DATA>
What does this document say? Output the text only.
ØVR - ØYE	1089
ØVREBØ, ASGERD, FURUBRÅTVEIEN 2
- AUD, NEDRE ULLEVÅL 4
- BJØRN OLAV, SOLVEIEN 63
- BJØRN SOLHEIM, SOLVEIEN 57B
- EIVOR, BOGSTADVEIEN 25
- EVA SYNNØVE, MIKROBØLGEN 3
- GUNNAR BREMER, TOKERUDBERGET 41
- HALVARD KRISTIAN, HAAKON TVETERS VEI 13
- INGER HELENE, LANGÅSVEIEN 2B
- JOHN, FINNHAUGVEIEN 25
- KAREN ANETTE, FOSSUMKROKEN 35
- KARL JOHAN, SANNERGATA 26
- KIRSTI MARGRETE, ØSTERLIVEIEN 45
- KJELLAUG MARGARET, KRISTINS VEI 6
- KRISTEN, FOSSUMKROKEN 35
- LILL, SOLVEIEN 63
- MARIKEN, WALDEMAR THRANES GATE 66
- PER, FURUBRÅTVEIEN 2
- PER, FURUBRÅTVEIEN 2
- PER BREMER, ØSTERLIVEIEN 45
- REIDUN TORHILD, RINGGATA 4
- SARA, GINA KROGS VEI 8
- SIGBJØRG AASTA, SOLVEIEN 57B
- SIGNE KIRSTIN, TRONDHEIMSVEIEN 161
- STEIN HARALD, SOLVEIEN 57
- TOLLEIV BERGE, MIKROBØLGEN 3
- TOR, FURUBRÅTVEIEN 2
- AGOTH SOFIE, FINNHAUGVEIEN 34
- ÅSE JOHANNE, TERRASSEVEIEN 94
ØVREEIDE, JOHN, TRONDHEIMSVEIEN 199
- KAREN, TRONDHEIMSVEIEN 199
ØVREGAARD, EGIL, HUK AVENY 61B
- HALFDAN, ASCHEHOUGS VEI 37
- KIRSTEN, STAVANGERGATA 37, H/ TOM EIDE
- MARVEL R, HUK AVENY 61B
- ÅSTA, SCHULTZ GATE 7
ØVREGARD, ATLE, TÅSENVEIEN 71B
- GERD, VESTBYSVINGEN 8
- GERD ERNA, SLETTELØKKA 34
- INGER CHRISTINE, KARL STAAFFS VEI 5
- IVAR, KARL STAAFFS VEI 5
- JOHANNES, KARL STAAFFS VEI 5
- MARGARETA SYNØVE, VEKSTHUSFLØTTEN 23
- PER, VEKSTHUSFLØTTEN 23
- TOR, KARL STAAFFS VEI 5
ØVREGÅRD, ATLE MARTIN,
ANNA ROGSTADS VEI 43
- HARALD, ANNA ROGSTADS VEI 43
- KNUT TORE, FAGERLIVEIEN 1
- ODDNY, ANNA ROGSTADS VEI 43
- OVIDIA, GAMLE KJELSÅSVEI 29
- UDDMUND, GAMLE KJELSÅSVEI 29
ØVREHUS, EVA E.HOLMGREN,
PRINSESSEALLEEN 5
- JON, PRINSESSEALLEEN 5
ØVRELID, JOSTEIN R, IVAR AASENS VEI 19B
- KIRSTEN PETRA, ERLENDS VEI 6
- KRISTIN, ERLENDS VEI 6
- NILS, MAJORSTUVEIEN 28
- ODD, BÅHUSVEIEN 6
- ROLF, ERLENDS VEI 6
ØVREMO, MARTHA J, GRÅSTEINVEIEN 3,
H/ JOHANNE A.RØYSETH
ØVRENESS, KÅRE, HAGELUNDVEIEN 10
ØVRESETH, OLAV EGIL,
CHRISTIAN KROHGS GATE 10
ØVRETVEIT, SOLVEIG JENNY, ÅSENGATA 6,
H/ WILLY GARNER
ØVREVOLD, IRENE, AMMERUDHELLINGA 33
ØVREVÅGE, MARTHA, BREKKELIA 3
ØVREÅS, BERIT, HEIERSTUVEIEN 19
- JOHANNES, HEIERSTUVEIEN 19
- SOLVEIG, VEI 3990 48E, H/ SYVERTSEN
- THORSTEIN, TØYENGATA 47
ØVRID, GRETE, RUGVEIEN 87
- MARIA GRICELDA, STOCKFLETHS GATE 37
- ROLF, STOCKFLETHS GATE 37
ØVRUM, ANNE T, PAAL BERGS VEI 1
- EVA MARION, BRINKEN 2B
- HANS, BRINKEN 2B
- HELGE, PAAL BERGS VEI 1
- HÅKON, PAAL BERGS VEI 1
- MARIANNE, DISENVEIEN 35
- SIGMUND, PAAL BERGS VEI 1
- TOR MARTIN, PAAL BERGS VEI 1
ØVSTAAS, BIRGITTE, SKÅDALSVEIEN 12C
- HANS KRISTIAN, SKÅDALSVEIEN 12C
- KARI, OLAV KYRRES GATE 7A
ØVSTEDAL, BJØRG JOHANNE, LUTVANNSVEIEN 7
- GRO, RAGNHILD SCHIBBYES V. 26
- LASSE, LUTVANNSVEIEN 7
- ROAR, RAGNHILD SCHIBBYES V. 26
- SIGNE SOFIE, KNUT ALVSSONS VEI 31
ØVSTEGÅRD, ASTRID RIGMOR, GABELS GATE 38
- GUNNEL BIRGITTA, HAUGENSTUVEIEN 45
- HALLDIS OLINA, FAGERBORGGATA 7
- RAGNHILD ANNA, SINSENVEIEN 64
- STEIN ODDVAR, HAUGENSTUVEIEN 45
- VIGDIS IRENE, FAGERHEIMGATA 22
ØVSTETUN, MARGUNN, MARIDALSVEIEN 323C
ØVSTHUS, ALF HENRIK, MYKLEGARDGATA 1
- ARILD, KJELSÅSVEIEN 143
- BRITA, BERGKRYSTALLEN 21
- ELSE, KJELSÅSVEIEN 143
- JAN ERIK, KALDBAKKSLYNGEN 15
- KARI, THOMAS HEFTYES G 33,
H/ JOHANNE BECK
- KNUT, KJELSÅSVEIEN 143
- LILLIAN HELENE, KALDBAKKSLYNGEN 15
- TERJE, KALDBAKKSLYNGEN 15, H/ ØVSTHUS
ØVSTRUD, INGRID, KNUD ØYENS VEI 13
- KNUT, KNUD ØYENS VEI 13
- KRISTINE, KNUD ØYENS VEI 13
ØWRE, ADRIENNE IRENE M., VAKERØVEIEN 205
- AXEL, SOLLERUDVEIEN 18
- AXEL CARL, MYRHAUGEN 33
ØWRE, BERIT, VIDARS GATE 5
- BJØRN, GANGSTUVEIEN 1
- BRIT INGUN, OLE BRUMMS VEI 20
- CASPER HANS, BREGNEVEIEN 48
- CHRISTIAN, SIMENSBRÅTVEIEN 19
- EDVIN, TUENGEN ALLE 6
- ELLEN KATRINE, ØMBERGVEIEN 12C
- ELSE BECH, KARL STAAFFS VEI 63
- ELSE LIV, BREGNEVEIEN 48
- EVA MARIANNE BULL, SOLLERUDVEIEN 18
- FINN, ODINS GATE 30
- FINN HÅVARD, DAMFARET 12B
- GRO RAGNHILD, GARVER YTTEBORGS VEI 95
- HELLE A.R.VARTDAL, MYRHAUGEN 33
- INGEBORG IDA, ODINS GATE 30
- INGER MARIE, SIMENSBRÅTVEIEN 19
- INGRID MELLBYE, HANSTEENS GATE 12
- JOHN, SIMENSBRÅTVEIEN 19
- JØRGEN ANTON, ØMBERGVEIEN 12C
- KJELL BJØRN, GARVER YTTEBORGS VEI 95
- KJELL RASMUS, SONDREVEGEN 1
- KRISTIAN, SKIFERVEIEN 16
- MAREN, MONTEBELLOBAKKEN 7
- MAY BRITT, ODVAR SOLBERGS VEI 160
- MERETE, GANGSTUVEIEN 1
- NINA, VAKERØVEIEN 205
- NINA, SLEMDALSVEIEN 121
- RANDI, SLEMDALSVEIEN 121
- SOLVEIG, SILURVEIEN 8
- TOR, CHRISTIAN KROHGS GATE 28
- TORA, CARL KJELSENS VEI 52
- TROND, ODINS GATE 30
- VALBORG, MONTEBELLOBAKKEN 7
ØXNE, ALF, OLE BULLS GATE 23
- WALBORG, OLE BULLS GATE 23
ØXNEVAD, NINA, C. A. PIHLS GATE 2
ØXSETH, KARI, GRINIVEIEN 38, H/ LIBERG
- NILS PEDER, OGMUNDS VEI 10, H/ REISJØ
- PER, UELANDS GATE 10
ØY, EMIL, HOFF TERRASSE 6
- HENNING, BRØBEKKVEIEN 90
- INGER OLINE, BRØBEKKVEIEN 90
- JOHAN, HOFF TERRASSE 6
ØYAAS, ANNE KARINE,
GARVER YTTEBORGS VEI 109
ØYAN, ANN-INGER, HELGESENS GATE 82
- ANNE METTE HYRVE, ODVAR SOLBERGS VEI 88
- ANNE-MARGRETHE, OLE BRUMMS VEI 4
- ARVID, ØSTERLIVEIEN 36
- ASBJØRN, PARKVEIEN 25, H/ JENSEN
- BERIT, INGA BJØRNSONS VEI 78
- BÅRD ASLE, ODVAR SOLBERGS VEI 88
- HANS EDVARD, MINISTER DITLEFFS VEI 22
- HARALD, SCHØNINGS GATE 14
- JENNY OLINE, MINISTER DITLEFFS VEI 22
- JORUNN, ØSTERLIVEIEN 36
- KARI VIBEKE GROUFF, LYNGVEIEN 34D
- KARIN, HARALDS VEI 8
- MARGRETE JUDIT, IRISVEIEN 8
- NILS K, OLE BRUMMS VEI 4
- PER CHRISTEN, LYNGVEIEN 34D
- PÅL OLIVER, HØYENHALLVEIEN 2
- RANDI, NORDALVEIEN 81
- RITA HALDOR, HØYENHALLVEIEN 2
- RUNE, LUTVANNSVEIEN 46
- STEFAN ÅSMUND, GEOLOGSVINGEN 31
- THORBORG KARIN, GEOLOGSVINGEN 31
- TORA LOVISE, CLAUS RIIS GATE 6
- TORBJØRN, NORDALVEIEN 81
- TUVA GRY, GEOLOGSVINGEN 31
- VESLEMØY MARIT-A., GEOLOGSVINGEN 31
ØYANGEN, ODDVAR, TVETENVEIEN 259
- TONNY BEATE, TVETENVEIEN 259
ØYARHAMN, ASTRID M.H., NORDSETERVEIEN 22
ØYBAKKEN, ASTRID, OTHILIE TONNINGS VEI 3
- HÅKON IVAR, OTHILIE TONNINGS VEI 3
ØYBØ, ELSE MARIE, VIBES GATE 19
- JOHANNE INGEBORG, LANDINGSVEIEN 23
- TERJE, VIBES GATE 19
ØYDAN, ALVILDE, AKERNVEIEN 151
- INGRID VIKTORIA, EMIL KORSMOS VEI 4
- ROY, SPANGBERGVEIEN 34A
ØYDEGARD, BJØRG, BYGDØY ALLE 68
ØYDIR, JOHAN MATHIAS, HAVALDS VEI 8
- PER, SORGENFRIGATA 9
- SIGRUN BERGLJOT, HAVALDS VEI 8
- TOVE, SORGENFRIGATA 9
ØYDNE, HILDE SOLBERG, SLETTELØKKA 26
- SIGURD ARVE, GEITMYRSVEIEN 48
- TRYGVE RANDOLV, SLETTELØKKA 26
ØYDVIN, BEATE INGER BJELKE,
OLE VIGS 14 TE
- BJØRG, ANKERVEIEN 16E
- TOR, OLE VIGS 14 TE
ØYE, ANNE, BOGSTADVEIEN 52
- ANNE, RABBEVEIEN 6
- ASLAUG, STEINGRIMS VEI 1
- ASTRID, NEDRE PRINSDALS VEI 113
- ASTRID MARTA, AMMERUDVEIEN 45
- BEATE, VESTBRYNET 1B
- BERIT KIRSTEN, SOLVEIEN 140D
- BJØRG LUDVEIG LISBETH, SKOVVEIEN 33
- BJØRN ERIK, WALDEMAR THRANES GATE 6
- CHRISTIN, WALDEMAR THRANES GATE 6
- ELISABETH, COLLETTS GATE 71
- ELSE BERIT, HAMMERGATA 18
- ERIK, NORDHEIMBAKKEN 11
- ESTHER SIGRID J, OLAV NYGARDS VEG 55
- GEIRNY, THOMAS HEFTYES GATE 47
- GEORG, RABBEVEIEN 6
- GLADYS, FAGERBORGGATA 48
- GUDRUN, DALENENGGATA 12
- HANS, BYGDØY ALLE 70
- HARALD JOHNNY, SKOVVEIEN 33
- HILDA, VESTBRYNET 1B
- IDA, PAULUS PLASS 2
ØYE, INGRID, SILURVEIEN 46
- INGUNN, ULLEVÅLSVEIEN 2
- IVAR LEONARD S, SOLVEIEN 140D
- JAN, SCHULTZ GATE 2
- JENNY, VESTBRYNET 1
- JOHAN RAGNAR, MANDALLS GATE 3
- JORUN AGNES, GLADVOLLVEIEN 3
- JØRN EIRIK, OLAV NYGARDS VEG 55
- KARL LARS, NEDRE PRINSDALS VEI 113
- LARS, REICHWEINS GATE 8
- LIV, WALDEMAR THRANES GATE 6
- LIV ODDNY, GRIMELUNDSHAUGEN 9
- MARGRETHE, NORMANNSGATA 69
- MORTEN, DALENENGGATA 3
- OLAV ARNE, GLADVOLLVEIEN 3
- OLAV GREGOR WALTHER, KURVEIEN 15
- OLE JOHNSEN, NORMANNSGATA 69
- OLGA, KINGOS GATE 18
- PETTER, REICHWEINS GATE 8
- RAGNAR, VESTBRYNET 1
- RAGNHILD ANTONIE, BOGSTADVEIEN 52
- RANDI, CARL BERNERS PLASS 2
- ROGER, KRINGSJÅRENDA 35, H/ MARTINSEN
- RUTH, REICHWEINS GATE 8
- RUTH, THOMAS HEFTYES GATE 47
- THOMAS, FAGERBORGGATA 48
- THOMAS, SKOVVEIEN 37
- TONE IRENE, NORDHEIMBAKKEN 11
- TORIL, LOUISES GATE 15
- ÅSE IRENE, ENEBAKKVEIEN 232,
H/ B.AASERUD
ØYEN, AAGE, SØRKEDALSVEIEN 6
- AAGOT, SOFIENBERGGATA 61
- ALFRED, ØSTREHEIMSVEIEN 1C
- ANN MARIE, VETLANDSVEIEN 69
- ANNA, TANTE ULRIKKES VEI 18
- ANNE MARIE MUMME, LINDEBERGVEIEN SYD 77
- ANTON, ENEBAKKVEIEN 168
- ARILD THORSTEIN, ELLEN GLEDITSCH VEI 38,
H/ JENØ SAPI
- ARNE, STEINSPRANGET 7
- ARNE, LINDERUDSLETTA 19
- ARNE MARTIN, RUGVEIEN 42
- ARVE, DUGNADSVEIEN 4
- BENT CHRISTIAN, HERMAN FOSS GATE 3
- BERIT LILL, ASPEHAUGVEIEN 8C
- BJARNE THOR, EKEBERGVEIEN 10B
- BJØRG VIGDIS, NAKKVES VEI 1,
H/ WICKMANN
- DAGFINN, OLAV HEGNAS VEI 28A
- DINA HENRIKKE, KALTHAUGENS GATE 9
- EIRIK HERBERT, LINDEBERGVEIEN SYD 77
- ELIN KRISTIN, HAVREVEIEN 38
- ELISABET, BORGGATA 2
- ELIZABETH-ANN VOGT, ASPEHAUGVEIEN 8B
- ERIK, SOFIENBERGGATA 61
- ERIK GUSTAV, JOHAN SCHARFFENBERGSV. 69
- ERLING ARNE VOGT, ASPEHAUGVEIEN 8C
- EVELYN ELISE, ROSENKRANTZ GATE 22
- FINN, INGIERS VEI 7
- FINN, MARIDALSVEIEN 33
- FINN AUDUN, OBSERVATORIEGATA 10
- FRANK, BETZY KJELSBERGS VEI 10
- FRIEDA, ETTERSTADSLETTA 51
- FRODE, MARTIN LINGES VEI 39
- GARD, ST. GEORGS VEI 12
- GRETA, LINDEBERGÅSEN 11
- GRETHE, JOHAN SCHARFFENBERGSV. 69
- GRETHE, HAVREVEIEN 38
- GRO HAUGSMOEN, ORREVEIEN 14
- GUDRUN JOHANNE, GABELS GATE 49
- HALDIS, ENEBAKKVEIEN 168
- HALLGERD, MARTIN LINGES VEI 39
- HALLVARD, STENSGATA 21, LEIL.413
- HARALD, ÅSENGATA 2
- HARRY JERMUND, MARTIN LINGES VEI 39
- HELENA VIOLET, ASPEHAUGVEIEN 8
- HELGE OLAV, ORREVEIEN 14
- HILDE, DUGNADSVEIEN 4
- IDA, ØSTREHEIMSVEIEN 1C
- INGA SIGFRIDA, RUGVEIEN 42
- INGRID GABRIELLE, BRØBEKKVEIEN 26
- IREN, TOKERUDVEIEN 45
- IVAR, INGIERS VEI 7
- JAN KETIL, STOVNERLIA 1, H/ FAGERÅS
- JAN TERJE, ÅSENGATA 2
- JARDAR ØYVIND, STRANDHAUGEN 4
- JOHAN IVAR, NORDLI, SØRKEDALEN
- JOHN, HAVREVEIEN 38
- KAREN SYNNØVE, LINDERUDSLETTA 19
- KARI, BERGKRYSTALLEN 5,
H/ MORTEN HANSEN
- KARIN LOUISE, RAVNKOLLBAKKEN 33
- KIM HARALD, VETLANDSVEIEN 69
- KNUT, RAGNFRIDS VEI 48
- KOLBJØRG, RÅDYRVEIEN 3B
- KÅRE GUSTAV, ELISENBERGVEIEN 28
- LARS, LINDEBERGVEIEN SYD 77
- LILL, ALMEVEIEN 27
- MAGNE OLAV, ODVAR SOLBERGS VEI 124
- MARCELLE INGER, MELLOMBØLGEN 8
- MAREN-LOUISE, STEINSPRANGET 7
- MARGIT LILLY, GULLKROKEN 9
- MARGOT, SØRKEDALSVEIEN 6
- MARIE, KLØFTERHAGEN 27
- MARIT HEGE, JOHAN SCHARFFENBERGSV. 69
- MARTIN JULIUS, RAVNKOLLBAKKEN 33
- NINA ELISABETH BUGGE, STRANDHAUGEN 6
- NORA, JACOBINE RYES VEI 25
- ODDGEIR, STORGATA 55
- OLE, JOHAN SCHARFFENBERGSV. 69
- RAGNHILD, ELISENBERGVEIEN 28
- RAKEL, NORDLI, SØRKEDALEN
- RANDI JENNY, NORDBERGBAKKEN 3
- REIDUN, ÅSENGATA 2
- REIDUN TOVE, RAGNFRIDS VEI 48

WHAT IS ASKED>
Looking at the data above, how many lines hold the word "ODDNY"? Respond with the number alone.

RESPONSE TO THE TASK>
2